■ Dataset records
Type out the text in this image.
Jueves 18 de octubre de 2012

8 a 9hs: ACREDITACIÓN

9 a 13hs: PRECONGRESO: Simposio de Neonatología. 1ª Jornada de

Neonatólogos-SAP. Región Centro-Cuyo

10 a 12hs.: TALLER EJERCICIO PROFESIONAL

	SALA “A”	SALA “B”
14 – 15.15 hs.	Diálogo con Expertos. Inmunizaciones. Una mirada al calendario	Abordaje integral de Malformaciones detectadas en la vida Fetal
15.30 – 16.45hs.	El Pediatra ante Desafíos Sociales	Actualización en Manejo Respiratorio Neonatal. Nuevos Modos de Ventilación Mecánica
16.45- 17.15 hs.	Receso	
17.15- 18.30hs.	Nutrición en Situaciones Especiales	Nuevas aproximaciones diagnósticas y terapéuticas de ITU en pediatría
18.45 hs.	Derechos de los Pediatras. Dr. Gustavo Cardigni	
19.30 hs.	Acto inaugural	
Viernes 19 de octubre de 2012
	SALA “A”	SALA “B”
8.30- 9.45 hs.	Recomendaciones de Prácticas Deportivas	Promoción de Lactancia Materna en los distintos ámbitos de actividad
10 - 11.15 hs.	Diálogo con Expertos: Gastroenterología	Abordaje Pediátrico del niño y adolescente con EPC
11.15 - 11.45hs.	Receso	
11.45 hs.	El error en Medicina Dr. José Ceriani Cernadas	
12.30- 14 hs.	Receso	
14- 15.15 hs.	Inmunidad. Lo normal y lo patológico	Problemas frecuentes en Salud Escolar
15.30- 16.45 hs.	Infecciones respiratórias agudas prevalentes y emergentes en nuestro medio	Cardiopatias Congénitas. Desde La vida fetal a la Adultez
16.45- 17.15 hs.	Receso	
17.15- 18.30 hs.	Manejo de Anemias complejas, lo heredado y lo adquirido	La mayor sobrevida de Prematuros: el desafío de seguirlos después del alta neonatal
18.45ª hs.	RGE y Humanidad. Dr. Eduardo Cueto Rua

■ Your goal
Print the material once more, exactly.

■ Output
Type out the text in this image.
Jueves 18 de octubre de 2012

8 a 9hs: ACREDITACIÓN

9 a 13hs: PRECONGRESO: Simposio de Neonatología. 1ª Jornada de

Neonatólogos-SAP. Región Centro-Cuyo

10 a 12hs.: TALLER EJERCICIO PROFESIONAL

	SALA “A”	SALA “B”
14 – 15.15 hs.	Diálogo con Expertos. Inmunizaciones. Una mirada al calendario	Abordaje integral de Malformaciones detectadas en la vida Fetal
15.30 – 16.45hs.	El Pediatra ante Desafíos Sociales	Actualización en Manejo Respiratorio Neonatal. Nuevos Modos de Ventilación Mecánica
16.45- 17.15 hs.	Receso	
17.15- 18.30hs.	Nutrición en Situaciones Especiales	Nuevas aproximaciones diagnósticas y terapéuticas de ITU en pediatría
18.45 hs.	Derechos de los Pediatras. Dr. Gustavo Cardigni	
19.30 hs.	Acto inaugural	
Viernes 19 de octubre de 2012
	SALA “A”	SALA “B”
8.30- 9.45 hs.	Recomendaciones de Prácticas Deportivas	Promoción de Lactancia Materna en los distintos ámbitos de actividad
10 - 11.15 hs.	Diálogo con Expertos: Gastroenterología	Abordaje Pediátrico del niño y adolescente con EPC
11.15 - 11.45hs.	Receso	
11.45 hs.	El error en Medicina Dr. José Ceriani Cernadas	
12.30- 14 hs.	Receso	
14- 15.15 hs.	Inmunidad. Lo normal y lo patológico	Problemas frecuentes en Salud Escolar
15.30- 16.45 hs.	Infecciones respiratórias agudas prevalentes y emergentes en nuestro medio	Cardiopatias Congénitas. Desde La vida fetal a la Adultez
16.45- 17.15 hs.	Receso	
17.15- 18.30 hs.	Manejo de Anemias complejas, lo heredado y lo adquirido	La mayor sobrevida de Prematuros: el desafío de seguirlos después del alta neonatal
18.45ª hs.	RGE y Humanidad. Dr. Eduardo Cueto Rua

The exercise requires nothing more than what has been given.